* Begin *

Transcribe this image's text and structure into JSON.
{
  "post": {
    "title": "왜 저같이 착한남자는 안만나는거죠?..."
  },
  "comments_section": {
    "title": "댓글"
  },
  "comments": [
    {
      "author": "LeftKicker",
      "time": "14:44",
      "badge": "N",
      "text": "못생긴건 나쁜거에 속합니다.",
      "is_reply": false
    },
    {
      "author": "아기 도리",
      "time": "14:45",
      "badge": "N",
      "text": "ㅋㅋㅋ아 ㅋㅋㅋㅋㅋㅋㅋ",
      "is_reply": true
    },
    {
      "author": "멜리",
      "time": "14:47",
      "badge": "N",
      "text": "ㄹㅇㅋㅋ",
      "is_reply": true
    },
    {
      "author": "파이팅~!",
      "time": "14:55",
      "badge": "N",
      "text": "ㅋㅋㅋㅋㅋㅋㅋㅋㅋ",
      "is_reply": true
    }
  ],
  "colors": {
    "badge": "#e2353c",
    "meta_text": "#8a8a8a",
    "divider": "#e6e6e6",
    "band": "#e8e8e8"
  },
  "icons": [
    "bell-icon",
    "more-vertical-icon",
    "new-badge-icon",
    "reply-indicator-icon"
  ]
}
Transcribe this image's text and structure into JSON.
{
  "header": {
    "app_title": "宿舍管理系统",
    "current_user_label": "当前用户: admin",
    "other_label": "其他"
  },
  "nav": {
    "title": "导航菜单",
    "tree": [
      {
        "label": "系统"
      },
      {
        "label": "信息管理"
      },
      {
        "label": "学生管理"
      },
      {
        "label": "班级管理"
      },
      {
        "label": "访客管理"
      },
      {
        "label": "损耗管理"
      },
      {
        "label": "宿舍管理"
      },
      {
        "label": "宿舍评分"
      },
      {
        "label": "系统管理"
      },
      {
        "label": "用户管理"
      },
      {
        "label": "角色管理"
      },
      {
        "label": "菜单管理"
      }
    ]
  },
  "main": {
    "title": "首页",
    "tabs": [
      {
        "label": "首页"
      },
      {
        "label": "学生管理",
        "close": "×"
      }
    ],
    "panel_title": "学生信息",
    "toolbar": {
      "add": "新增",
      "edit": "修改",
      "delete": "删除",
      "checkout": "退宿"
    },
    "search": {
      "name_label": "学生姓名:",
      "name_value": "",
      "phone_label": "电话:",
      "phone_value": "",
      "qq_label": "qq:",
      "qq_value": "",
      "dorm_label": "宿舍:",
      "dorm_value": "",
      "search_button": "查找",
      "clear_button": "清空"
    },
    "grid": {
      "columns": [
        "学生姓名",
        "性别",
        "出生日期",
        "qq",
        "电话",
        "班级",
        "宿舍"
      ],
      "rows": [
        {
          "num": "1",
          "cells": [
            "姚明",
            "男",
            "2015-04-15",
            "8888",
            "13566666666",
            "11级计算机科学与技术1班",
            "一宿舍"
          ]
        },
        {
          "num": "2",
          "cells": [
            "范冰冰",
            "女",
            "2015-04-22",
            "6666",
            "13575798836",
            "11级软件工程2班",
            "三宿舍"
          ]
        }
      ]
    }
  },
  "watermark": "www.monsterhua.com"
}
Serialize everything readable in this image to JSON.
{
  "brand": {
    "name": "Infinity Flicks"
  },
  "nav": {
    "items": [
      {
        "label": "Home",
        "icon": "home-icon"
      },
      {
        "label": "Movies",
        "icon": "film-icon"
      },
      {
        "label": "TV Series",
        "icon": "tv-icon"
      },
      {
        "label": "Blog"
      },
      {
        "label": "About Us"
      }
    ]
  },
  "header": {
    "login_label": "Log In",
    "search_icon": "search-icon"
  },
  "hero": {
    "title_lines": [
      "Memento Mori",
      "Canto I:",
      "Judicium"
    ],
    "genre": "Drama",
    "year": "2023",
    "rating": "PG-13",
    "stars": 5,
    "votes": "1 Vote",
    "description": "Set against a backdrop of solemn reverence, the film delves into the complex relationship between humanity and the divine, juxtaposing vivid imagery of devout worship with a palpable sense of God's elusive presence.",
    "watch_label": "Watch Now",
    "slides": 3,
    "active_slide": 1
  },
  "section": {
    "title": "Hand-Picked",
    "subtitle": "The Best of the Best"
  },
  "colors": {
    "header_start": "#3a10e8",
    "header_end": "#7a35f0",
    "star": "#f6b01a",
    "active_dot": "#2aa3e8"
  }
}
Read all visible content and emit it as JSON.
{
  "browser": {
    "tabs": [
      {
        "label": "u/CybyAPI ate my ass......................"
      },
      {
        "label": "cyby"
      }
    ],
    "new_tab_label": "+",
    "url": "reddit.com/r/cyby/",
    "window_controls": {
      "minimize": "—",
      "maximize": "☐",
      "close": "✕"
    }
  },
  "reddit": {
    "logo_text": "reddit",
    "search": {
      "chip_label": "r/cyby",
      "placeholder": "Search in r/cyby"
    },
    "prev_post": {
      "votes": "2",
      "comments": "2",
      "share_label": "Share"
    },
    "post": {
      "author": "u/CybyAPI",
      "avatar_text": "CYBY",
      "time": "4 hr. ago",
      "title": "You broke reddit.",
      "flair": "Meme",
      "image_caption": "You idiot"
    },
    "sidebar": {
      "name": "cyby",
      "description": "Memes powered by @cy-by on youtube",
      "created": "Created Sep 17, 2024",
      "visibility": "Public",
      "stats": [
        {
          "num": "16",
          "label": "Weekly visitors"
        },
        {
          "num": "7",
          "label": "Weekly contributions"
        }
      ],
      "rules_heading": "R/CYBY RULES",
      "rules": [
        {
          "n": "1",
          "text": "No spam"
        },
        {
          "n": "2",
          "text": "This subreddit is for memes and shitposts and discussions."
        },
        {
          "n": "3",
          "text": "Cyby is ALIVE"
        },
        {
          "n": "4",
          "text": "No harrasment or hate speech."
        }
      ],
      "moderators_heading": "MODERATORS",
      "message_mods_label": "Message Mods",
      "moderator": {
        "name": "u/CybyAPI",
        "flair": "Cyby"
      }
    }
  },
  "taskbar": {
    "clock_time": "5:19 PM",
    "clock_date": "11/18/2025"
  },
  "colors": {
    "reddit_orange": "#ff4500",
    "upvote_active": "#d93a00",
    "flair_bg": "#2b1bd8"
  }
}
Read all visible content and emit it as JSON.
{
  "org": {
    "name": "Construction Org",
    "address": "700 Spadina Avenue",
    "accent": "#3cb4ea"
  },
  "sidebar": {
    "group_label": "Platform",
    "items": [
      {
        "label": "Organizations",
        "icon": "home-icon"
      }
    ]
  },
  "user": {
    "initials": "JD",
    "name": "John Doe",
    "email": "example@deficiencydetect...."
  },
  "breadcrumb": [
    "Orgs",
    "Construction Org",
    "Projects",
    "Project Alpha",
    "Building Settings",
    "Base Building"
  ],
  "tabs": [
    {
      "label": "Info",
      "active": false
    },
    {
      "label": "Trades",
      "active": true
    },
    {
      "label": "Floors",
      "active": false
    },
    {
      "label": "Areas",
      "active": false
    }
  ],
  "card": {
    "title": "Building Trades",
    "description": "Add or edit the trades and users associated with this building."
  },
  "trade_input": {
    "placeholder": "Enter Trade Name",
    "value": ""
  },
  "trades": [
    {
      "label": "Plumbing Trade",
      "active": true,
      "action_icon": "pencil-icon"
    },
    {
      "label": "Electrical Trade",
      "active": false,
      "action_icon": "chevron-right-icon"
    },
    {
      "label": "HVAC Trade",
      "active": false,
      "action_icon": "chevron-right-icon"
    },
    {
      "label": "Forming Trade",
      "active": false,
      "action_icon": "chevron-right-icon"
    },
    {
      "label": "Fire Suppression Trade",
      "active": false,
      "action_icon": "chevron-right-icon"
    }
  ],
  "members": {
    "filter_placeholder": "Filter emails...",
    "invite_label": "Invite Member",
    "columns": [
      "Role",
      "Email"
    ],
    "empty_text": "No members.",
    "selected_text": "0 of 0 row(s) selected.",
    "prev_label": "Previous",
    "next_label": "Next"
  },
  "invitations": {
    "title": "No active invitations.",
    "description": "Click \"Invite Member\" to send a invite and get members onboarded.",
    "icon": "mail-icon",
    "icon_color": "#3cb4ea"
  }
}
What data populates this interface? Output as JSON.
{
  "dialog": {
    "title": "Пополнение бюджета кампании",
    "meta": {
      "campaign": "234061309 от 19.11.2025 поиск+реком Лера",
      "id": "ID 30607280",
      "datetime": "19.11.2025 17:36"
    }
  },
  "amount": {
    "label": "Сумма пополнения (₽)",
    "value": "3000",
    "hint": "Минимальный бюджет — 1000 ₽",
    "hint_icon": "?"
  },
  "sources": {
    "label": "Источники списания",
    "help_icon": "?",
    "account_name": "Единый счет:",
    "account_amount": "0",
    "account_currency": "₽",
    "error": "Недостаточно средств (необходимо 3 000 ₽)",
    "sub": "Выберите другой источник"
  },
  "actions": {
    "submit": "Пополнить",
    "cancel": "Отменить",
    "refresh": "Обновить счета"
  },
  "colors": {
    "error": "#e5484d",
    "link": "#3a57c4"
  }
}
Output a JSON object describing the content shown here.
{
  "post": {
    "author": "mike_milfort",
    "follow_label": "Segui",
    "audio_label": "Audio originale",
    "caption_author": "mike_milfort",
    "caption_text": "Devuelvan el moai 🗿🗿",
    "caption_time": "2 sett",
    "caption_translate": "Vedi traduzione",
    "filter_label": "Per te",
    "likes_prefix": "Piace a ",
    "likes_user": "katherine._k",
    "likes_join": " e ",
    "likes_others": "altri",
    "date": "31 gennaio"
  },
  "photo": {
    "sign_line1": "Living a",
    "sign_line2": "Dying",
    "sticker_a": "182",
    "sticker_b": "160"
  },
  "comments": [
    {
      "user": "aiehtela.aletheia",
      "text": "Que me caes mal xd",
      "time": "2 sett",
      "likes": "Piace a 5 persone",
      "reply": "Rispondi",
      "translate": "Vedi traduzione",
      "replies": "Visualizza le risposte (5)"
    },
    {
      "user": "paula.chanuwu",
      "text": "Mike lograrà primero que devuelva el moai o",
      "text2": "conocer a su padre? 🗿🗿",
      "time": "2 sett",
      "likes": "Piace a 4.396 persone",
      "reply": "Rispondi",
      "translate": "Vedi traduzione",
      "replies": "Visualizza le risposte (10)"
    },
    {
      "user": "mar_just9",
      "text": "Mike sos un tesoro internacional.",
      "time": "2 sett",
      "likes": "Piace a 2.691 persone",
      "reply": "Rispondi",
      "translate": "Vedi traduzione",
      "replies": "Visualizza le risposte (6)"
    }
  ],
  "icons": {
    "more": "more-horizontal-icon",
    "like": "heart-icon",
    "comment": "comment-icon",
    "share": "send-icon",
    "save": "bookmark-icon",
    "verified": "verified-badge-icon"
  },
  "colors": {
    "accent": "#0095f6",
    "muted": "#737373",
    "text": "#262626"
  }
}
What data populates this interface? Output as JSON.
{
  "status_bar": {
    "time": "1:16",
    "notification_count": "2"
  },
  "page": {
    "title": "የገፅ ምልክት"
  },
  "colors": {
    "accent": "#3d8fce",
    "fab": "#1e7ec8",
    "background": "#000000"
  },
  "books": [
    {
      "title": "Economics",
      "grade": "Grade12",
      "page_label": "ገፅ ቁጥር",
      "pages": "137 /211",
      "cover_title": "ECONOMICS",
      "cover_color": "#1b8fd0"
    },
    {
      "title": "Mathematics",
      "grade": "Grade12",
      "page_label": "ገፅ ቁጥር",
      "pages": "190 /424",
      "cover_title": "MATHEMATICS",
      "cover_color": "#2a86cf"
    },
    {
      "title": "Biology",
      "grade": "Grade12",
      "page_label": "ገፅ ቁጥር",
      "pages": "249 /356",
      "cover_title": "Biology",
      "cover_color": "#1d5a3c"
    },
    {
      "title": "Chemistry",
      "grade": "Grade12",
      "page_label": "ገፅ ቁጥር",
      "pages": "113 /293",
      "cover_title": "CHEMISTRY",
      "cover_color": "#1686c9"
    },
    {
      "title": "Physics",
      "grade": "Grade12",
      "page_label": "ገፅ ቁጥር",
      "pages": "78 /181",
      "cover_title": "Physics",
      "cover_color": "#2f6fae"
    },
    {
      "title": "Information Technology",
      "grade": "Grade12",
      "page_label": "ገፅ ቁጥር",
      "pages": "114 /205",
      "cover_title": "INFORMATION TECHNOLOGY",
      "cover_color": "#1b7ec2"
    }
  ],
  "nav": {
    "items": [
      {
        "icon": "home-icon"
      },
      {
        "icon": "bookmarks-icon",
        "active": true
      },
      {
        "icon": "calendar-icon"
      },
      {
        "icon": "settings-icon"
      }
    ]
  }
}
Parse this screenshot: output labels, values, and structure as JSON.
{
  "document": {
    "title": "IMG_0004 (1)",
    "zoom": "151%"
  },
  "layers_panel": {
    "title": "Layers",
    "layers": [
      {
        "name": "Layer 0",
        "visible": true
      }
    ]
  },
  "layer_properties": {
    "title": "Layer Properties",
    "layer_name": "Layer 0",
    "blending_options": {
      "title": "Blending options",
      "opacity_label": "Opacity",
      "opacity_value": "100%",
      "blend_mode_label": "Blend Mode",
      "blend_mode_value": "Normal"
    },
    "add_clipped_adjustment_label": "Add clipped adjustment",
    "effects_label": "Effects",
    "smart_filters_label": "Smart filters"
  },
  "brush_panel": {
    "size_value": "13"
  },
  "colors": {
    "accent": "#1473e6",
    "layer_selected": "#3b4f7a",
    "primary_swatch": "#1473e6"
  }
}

* End *

▸ **REQUEST**
From the records, copy every line that has the string "Visualizza" in it.

▸ **THE RESPONSE**
      "replies": "Visualizza le risposte (5)"
      "replies": "Visualizza le risposte (10)"
      "replies": "Visualizza le risposte (6)"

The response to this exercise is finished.